[Data entries]
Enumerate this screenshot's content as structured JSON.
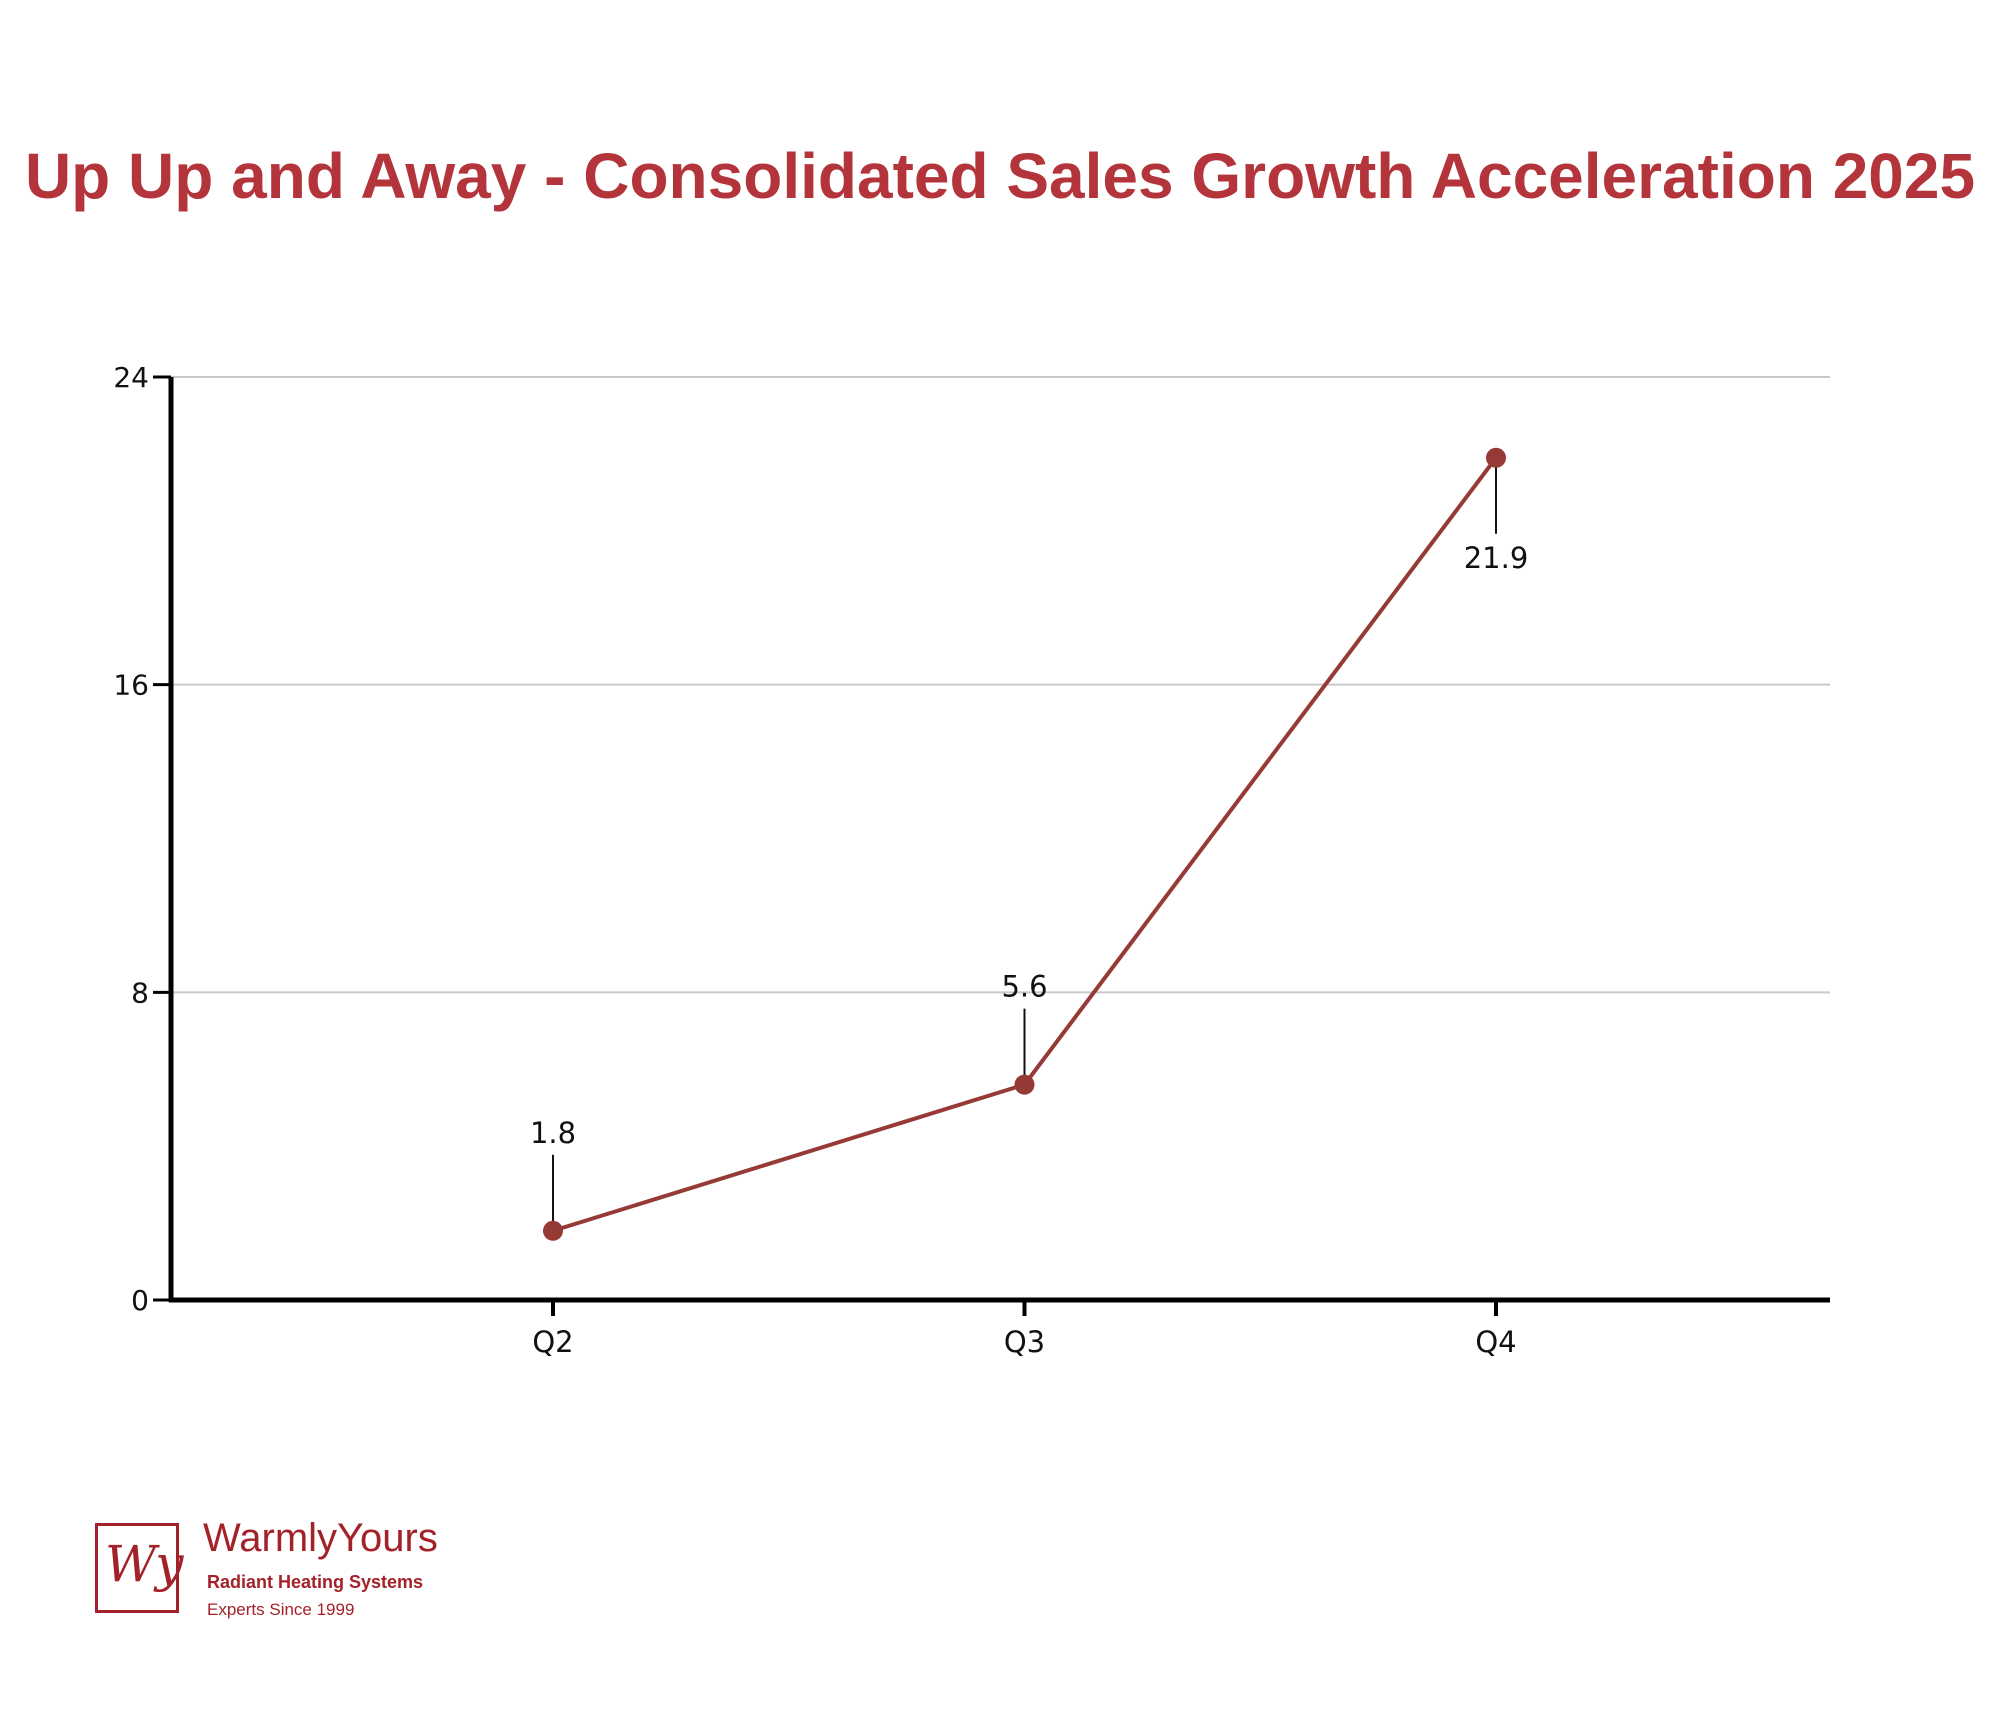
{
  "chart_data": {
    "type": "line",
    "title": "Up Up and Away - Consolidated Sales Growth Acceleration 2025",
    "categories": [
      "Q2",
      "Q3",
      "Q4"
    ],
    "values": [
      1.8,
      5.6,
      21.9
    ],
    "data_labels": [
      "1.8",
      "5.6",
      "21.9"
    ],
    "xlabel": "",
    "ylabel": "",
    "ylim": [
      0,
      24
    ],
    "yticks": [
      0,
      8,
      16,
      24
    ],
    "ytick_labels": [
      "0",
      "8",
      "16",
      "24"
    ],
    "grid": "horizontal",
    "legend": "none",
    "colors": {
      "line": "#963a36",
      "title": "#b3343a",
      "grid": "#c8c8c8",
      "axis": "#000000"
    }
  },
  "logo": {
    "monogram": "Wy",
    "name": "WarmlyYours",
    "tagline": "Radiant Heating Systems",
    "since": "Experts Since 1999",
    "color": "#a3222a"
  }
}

==

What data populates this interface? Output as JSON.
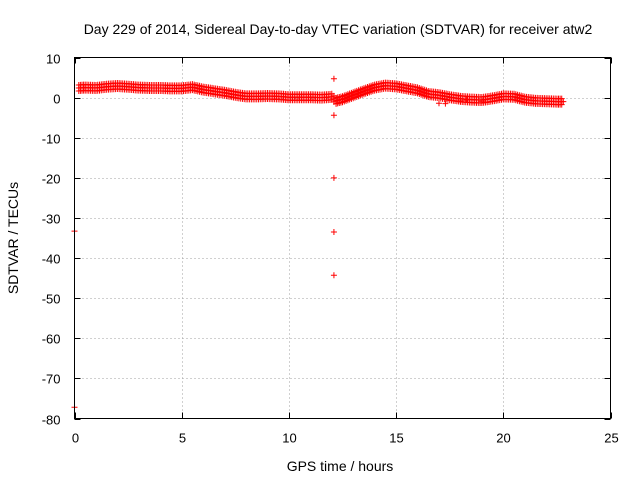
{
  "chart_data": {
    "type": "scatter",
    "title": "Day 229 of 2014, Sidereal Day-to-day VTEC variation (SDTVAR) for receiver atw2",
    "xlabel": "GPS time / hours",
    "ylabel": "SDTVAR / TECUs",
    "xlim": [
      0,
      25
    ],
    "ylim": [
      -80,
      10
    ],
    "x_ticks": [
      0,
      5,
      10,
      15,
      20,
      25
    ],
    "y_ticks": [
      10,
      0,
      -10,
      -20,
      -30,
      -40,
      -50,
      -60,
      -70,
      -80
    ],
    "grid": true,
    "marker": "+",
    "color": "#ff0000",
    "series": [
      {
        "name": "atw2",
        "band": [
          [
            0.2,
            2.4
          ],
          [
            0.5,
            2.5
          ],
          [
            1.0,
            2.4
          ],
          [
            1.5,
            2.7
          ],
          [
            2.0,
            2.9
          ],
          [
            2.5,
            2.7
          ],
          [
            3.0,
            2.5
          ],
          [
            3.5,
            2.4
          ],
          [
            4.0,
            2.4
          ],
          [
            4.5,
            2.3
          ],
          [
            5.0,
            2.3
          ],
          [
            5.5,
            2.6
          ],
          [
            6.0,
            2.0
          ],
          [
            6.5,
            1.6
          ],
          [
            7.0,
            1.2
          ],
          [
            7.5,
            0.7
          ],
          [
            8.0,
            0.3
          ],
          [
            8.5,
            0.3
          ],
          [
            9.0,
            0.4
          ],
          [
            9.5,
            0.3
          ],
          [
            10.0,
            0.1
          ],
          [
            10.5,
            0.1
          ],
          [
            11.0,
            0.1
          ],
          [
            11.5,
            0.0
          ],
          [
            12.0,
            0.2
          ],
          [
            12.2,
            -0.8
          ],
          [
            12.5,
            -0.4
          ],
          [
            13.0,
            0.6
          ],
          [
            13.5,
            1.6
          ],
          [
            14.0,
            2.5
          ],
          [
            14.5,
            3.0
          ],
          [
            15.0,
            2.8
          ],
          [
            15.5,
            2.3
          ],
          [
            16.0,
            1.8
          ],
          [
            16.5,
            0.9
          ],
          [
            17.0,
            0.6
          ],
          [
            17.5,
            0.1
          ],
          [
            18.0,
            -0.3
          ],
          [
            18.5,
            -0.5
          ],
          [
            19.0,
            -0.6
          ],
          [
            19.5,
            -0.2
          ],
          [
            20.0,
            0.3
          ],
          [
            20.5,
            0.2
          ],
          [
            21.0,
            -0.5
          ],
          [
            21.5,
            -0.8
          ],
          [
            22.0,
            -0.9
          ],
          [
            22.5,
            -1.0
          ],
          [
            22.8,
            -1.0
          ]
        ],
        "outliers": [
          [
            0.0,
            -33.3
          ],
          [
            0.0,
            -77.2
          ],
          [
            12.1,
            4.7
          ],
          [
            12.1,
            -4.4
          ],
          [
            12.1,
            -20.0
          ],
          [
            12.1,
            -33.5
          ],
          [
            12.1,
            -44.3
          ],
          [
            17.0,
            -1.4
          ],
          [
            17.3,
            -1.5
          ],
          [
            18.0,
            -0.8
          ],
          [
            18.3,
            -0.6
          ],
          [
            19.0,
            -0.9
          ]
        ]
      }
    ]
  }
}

* **Exercise details**: Using the listing above, pull out all lines that hold the word "title".

* **Full answer**:
    "title": "Up Up and Away - Consolidated Sales Growth Acceleration 2025",
      "title": "#b3343a",
    "title": "Day 229 of 2014, Sidereal Day-to-day VTEC variation (SDTVAR) for receiver atw2",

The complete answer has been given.